A block of data ->
[start]

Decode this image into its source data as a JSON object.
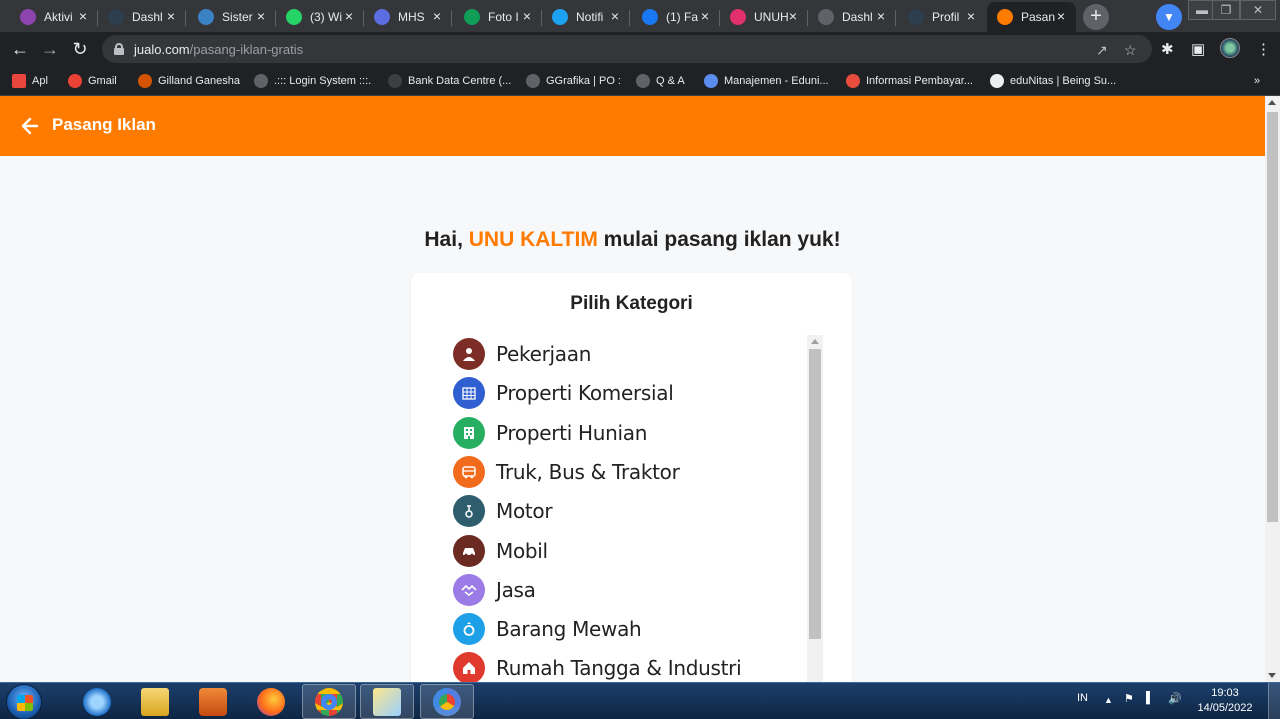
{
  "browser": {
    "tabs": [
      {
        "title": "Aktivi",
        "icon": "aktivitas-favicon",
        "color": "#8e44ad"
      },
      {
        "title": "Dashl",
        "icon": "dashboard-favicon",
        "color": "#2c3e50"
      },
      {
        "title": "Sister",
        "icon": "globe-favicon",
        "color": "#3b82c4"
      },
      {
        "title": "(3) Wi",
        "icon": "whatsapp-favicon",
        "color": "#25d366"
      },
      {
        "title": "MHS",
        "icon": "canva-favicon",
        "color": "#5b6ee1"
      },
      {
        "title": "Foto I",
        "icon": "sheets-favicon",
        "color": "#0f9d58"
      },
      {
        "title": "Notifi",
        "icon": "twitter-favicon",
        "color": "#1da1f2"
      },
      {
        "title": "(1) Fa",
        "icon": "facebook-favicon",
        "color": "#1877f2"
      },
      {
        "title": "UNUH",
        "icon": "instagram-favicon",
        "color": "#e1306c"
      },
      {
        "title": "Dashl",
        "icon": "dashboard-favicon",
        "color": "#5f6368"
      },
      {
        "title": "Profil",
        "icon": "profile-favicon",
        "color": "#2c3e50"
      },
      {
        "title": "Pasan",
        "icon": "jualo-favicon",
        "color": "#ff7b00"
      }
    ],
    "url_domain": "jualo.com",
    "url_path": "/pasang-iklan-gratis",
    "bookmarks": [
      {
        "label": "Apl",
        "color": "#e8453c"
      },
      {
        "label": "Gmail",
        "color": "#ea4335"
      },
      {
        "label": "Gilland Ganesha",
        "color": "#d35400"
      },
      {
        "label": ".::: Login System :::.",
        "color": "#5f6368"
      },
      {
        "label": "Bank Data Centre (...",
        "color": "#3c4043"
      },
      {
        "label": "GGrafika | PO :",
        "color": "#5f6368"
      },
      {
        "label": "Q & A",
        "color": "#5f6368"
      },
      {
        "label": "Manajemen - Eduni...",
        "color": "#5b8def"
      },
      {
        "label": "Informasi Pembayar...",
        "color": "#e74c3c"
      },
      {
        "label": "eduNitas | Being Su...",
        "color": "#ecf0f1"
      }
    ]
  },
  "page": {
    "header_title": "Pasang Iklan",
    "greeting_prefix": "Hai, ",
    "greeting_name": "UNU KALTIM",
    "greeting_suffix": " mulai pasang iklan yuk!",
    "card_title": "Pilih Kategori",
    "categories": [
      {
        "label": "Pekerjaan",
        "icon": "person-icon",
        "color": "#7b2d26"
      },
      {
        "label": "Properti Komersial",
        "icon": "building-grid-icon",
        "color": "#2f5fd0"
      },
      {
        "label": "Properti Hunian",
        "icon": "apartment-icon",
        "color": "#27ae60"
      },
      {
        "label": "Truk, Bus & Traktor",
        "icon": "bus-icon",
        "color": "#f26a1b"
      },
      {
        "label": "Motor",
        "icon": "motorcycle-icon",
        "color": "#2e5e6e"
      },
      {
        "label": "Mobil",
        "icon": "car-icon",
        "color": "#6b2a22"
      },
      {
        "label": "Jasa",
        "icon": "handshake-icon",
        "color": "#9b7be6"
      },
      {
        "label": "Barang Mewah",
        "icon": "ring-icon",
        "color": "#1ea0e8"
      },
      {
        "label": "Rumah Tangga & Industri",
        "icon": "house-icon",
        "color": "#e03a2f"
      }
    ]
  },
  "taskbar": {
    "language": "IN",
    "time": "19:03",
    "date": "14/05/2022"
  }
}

[end]

BRIEF -> Reproduce the whole listing exactly, but not the images in it.

TASK SOLUTION ->
Decode this image into its source data as a JSON object.
{
  "browser": {
    "tabs": [
      {
        "title": "Aktivi",
        "icon": "aktivitas-favicon",
        "color": "#8e44ad"
      },
      {
        "title": "Dashl",
        "icon": "dashboard-favicon",
        "color": "#2c3e50"
      },
      {
        "title": "Sister",
        "icon": "globe-favicon",
        "color": "#3b82c4"
      },
      {
        "title": "(3) Wi",
        "icon": "whatsapp-favicon",
        "color": "#25d366"
      },
      {
        "title": "MHS",
        "icon": "canva-favicon",
        "color": "#5b6ee1"
      },
      {
        "title": "Foto I",
        "icon": "sheets-favicon",
        "color": "#0f9d58"
      },
      {
        "title": "Notifi",
        "icon": "twitter-favicon",
        "color": "#1da1f2"
      },
      {
        "title": "(1) Fa",
        "icon": "facebook-favicon",
        "color": "#1877f2"
      },
      {
        "title": "UNUH",
        "icon": "instagram-favicon",
        "color": "#e1306c"
      },
      {
        "title": "Dashl",
        "icon": "dashboard-favicon",
        "color": "#5f6368"
      },
      {
        "title": "Profil",
        "icon": "profile-favicon",
        "color": "#2c3e50"
      },
      {
        "title": "Pasan",
        "icon": "jualo-favicon",
        "color": "#ff7b00"
      }
    ],
    "url_domain": "jualo.com",
    "url_path": "/pasang-iklan-gratis",
    "bookmarks": [
      {
        "label": "Apl",
        "color": "#e8453c"
      },
      {
        "label": "Gmail",
        "color": "#ea4335"
      },
      {
        "label": "Gilland Ganesha",
        "color": "#d35400"
      },
      {
        "label": ".::: Login System :::.",
        "color": "#5f6368"
      },
      {
        "label": "Bank Data Centre (...",
        "color": "#3c4043"
      },
      {
        "label": "GGrafika | PO :",
        "color": "#5f6368"
      },
      {
        "label": "Q & A",
        "color": "#5f6368"
      },
      {
        "label": "Manajemen - Eduni...",
        "color": "#5b8def"
      },
      {
        "label": "Informasi Pembayar...",
        "color": "#e74c3c"
      },
      {
        "label": "eduNitas | Being Su...",
        "color": "#ecf0f1"
      }
    ]
  },
  "page": {
    "header_title": "Pasang Iklan",
    "greeting_prefix": "Hai, ",
    "greeting_name": "UNU KALTIM",
    "greeting_suffix": " mulai pasang iklan yuk!",
    "card_title": "Pilih Kategori",
    "categories": [
      {
        "label": "Pekerjaan",
        "icon": "person-icon",
        "color": "#7b2d26"
      },
      {
        "label": "Properti Komersial",
        "icon": "building-grid-icon",
        "color": "#2f5fd0"
      },
      {
        "label": "Properti Hunian",
        "icon": "apartment-icon",
        "color": "#27ae60"
      },
      {
        "label": "Truk, Bus & Traktor",
        "icon": "bus-icon",
        "color": "#f26a1b"
      },
      {
        "label": "Motor",
        "icon": "motorcycle-icon",
        "color": "#2e5e6e"
      },
      {
        "label": "Mobil",
        "icon": "car-icon",
        "color": "#6b2a22"
      },
      {
        "label": "Jasa",
        "icon": "handshake-icon",
        "color": "#9b7be6"
      },
      {
        "label": "Barang Mewah",
        "icon": "ring-icon",
        "color": "#1ea0e8"
      },
      {
        "label": "Rumah Tangga & Industri",
        "icon": "house-icon",
        "color": "#e03a2f"
      }
    ]
  },
  "taskbar": {
    "language": "IN",
    "time": "19:03",
    "date": "14/05/2022"
  }
}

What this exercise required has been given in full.